* Extracted information
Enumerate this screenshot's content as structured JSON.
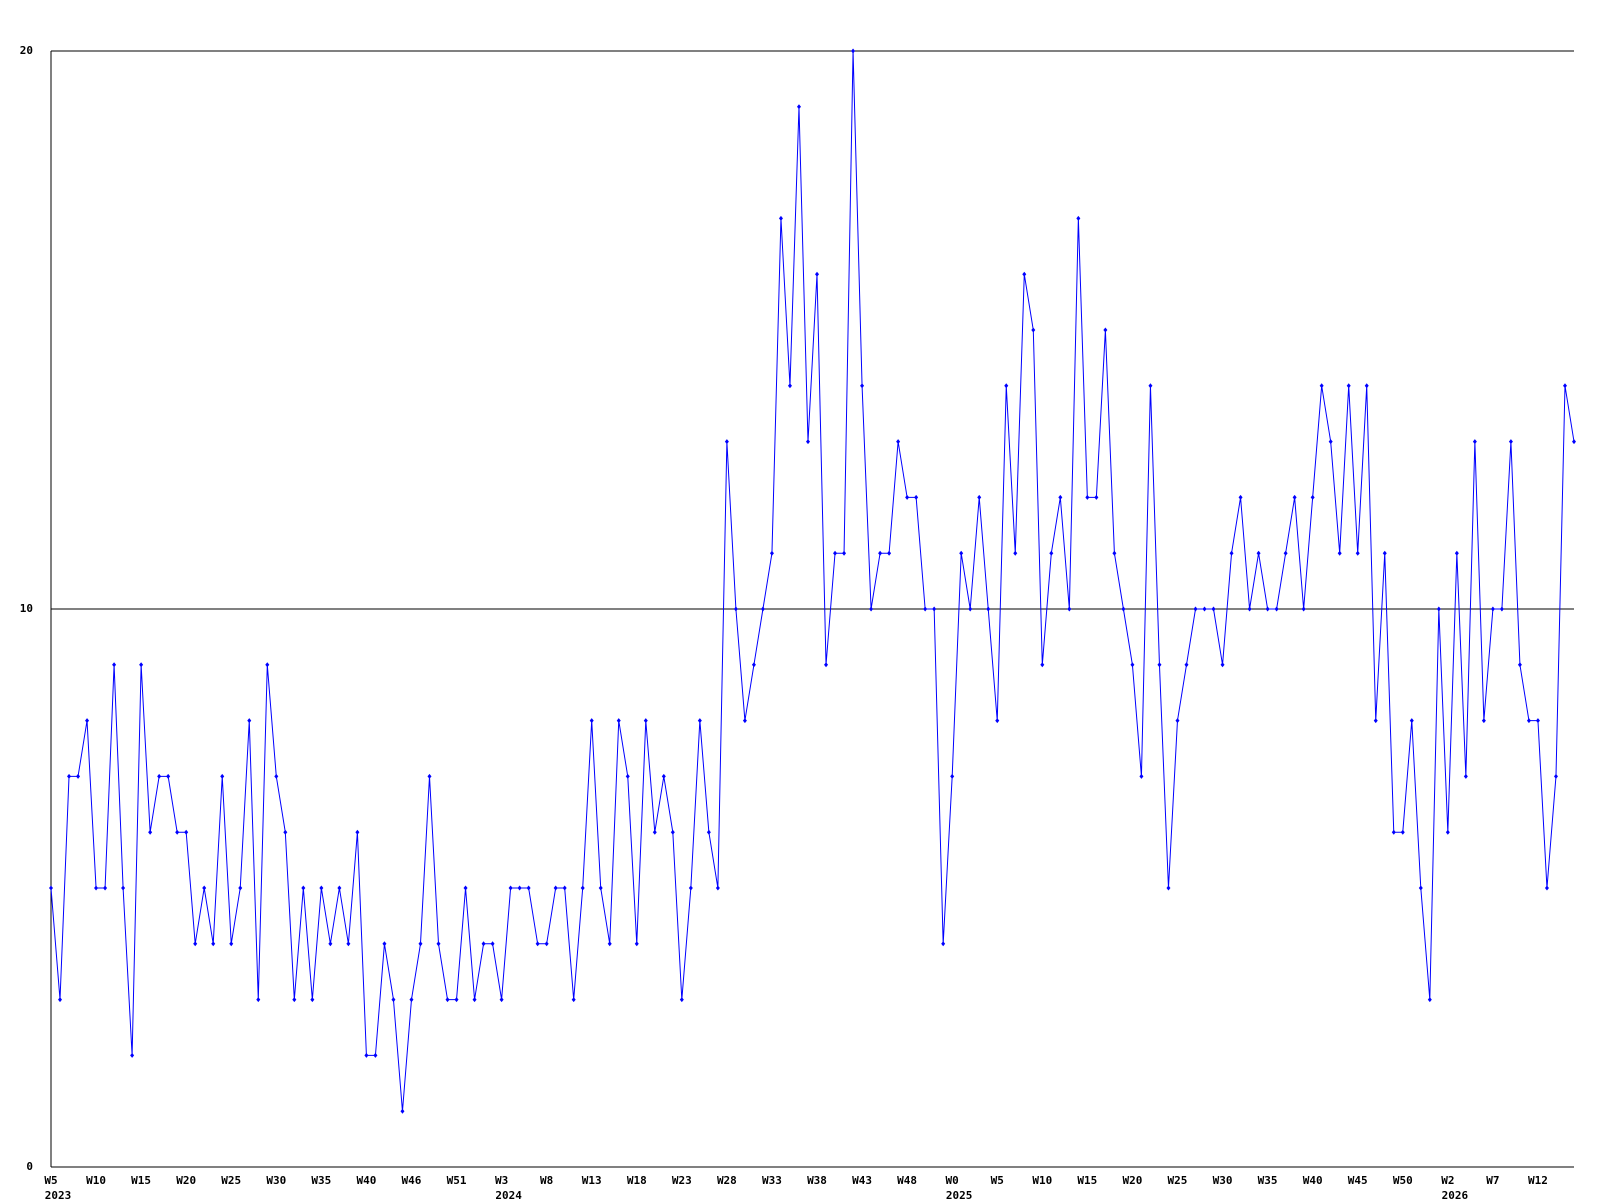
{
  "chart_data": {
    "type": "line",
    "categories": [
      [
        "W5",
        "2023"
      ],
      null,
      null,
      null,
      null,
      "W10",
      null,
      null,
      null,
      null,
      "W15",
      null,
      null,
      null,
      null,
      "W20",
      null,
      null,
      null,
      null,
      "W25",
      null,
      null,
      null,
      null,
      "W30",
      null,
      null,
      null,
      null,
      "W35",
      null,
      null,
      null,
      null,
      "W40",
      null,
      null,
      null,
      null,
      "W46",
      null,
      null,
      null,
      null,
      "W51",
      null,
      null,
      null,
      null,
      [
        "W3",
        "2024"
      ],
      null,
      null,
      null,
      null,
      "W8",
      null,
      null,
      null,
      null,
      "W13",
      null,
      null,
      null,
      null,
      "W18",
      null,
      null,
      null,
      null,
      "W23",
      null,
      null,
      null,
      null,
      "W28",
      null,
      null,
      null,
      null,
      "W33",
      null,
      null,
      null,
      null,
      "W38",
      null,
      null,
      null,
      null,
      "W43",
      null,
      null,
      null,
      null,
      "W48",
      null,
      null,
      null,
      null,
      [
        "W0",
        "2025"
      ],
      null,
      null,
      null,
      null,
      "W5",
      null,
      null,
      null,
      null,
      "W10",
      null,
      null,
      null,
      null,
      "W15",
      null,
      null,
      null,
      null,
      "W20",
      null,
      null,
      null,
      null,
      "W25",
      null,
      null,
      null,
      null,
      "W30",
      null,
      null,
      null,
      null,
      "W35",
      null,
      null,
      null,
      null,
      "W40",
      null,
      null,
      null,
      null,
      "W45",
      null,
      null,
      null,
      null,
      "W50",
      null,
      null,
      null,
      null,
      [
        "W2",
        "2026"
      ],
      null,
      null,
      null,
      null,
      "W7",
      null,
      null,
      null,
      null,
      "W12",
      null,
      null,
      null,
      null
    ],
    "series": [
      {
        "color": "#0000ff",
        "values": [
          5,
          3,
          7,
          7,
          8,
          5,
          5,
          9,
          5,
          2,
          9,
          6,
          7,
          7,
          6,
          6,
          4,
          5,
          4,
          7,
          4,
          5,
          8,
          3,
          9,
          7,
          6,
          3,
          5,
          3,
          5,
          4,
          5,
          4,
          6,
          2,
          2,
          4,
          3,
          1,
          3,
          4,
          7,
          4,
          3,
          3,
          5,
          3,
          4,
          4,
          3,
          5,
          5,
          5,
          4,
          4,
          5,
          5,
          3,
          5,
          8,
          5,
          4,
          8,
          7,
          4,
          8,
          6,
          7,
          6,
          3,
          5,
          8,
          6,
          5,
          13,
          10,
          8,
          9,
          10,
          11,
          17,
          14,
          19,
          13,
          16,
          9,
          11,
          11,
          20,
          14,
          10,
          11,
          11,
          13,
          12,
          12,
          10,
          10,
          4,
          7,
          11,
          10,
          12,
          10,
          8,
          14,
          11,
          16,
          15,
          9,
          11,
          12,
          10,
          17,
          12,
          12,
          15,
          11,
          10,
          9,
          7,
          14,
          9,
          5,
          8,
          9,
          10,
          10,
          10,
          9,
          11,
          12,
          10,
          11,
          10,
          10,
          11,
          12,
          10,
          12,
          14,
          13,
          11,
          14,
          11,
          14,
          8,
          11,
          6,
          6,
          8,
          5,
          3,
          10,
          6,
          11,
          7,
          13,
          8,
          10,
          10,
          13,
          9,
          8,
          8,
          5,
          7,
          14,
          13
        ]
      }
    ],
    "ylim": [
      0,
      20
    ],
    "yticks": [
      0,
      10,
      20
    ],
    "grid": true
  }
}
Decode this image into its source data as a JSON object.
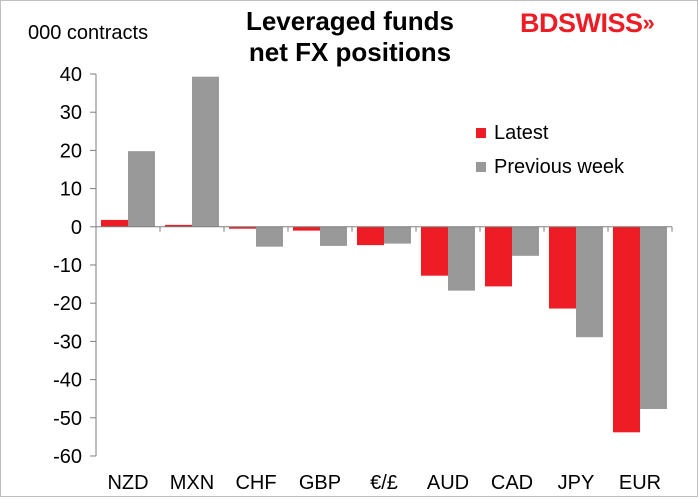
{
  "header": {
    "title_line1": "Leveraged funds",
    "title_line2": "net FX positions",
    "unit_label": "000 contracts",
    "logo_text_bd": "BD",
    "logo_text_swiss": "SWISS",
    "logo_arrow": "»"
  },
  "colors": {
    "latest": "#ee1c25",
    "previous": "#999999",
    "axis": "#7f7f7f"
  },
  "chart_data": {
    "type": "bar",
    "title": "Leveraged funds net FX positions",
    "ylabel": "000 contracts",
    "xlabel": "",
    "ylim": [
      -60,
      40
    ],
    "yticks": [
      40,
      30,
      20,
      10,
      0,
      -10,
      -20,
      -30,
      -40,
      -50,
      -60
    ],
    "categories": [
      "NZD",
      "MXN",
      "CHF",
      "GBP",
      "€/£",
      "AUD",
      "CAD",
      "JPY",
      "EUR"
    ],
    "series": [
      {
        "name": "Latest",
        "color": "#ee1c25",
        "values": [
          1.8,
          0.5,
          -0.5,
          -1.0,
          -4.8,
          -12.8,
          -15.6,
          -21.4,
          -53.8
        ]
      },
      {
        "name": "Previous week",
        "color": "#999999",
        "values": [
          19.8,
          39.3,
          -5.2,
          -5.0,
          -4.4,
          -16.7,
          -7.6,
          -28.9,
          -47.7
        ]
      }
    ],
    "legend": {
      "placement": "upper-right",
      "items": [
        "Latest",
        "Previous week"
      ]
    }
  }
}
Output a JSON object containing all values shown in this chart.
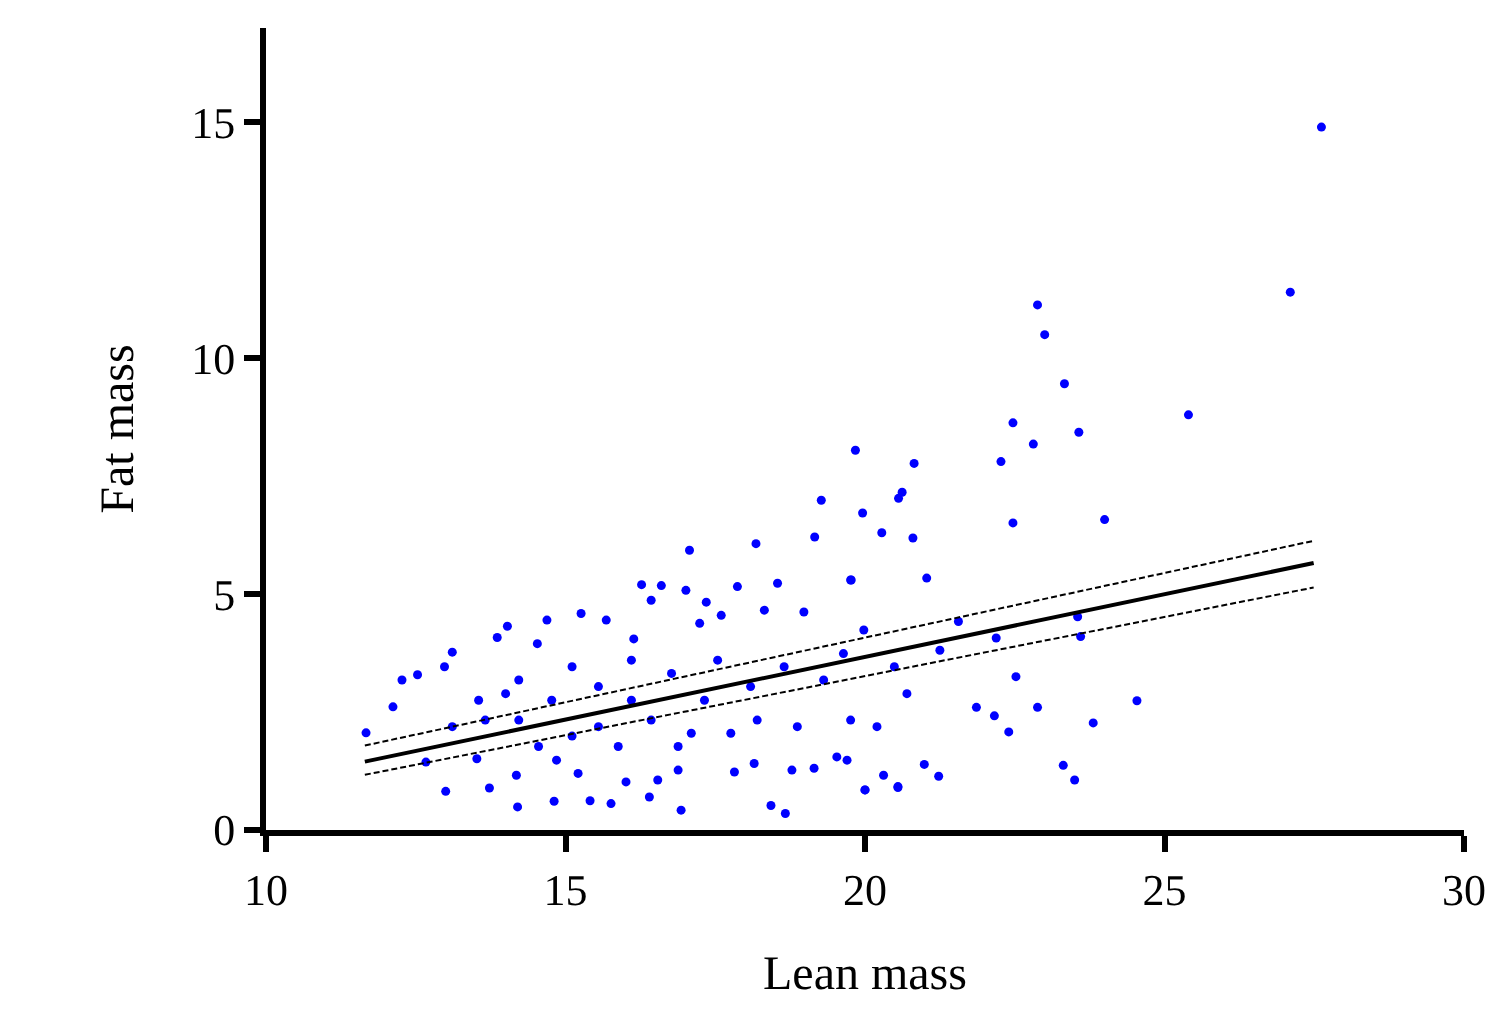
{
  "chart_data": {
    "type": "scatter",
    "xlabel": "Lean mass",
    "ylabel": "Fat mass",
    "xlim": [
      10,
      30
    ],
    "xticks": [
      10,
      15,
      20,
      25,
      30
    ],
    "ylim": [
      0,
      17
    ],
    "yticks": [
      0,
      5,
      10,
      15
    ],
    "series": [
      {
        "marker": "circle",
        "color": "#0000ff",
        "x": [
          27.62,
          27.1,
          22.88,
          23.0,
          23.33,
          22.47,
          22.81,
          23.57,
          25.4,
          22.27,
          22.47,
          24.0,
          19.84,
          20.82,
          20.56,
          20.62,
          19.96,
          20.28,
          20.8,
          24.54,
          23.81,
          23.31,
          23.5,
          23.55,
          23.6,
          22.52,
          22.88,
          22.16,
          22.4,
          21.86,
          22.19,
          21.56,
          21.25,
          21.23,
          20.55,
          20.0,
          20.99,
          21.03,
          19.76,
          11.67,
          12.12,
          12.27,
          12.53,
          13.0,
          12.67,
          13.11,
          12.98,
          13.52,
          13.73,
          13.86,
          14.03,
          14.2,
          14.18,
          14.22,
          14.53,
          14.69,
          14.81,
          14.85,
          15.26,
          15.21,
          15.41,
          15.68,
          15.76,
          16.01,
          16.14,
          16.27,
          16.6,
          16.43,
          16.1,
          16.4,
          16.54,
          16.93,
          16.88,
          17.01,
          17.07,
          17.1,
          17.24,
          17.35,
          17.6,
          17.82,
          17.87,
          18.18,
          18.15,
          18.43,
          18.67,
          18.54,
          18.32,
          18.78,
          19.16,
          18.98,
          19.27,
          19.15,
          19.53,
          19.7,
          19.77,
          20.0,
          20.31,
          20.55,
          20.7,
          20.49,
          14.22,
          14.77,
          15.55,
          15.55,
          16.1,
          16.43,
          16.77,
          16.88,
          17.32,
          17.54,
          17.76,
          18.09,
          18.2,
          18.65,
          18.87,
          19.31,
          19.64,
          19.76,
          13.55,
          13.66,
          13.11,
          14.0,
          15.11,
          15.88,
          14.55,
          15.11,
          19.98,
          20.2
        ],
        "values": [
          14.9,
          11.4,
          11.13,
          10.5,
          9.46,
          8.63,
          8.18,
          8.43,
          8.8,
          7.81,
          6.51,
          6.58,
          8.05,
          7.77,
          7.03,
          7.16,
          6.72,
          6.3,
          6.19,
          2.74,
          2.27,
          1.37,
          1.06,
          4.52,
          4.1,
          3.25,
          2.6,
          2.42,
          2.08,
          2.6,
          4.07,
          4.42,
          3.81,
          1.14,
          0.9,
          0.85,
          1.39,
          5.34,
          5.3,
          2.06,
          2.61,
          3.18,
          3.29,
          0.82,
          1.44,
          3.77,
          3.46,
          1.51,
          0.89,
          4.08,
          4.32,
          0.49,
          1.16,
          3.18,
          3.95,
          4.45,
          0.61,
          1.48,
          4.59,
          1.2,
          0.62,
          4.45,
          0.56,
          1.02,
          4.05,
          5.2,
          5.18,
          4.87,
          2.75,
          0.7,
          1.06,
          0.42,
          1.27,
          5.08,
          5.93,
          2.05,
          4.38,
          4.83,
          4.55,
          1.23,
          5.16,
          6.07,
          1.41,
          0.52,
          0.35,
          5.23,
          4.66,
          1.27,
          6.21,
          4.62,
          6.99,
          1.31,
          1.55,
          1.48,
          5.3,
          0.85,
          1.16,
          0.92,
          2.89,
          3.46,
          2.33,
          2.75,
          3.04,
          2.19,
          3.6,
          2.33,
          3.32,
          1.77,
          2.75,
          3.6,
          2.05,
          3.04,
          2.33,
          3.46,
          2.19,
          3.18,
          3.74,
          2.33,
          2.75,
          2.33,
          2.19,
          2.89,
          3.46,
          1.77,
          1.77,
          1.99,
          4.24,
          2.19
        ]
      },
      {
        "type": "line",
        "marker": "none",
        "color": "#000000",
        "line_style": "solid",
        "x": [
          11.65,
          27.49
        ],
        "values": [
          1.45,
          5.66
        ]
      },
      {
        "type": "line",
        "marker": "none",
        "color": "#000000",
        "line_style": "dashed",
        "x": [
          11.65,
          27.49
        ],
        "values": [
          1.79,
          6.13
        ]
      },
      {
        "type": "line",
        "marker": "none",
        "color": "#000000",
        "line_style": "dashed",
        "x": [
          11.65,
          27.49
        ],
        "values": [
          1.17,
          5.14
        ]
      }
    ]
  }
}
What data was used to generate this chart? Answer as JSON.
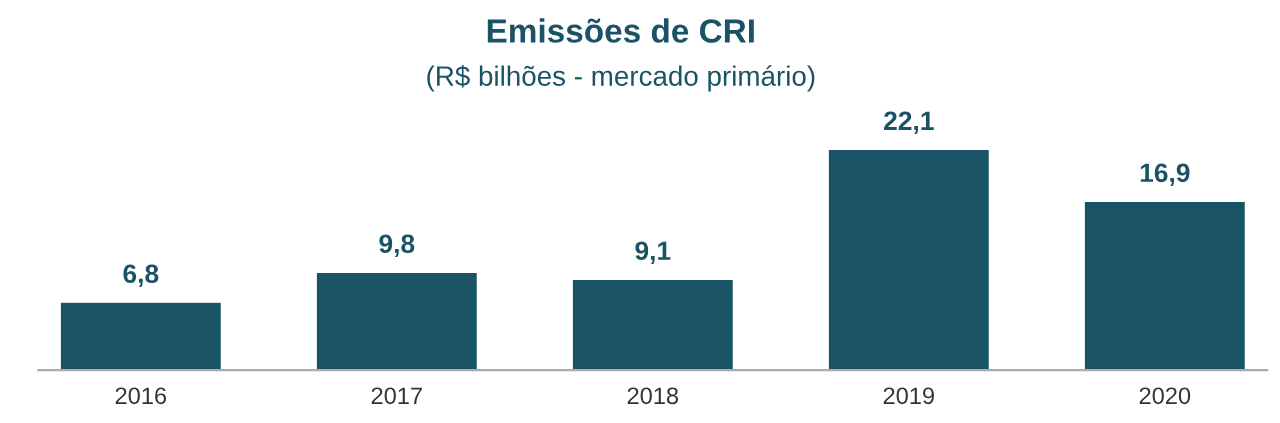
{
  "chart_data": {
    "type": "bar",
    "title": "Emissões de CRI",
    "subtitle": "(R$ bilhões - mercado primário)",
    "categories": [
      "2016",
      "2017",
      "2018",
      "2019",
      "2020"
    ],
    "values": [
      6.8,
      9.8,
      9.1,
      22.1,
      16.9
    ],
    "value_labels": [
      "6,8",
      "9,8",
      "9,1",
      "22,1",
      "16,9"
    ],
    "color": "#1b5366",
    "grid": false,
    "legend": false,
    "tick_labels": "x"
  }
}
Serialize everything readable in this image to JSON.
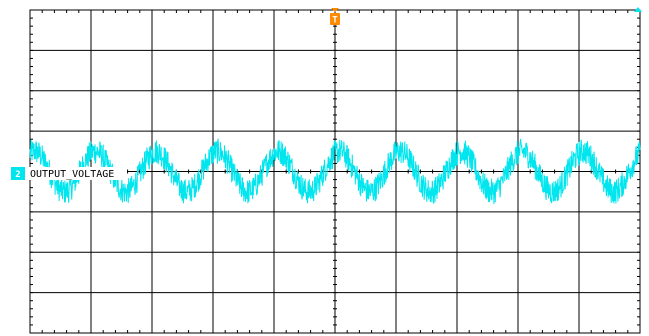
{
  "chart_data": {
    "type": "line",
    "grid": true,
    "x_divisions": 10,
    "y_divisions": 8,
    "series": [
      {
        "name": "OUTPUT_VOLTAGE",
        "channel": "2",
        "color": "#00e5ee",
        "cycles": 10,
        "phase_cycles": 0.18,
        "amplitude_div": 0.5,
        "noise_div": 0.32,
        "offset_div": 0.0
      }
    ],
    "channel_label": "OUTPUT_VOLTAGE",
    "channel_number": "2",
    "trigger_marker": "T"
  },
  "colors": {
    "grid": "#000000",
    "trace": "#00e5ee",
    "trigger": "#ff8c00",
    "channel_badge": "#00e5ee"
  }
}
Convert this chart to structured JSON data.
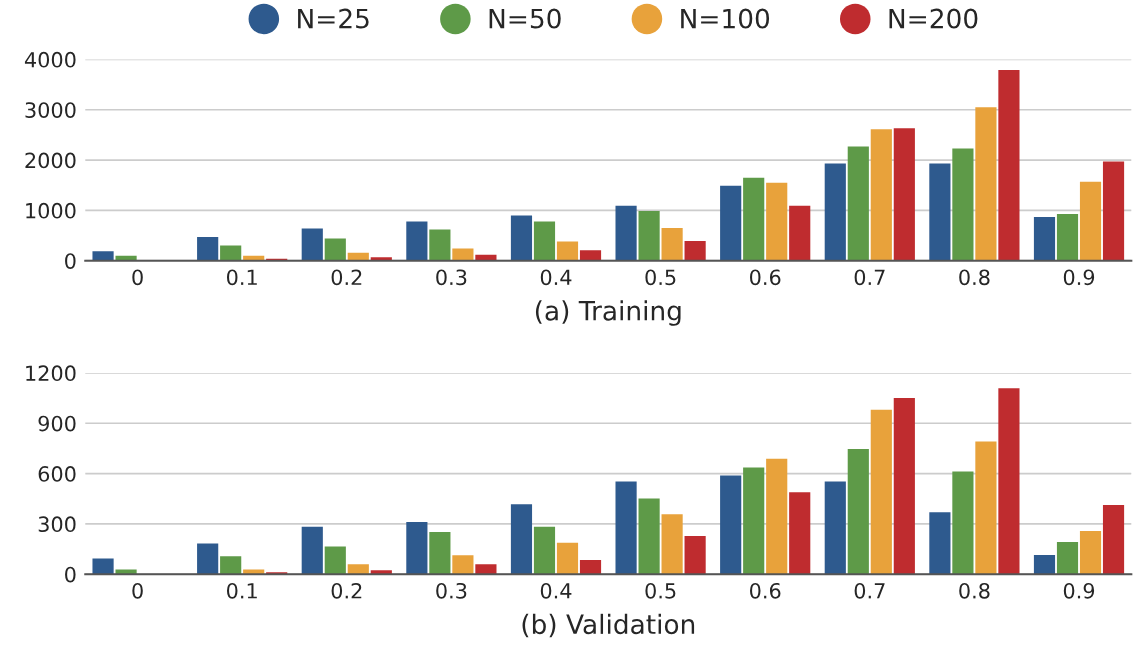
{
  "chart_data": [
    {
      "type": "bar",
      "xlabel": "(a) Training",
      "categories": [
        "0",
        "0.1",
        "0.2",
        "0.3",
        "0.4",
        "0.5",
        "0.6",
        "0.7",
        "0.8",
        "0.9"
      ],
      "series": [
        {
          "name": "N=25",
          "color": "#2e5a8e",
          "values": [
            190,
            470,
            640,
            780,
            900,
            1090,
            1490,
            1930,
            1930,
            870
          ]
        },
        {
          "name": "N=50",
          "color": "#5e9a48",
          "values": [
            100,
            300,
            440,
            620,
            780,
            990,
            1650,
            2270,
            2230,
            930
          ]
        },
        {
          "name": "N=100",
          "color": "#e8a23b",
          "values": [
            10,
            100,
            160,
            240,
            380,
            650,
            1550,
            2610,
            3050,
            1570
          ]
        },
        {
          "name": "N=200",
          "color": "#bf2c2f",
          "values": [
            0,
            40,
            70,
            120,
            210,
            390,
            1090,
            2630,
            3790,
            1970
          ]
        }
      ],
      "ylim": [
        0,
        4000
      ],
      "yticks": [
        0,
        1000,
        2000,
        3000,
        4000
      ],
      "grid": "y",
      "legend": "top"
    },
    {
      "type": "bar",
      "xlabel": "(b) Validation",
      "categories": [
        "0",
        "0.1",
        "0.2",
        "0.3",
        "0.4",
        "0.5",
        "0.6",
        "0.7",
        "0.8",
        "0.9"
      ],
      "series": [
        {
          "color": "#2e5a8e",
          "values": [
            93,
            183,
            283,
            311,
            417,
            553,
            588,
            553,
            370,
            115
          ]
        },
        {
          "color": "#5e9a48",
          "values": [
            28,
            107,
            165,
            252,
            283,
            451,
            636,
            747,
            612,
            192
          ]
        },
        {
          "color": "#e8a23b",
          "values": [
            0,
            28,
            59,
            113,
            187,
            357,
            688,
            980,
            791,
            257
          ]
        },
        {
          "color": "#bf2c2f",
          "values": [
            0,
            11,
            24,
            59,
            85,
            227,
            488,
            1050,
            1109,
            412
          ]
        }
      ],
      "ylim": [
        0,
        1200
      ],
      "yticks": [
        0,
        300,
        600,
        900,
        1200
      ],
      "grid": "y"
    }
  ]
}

* Instruction
Identify and copy lines that hold the string "object".

* Written solution
Decode this image into its source data as a JSON object.
Output a JSON object containing all values shown in this chart.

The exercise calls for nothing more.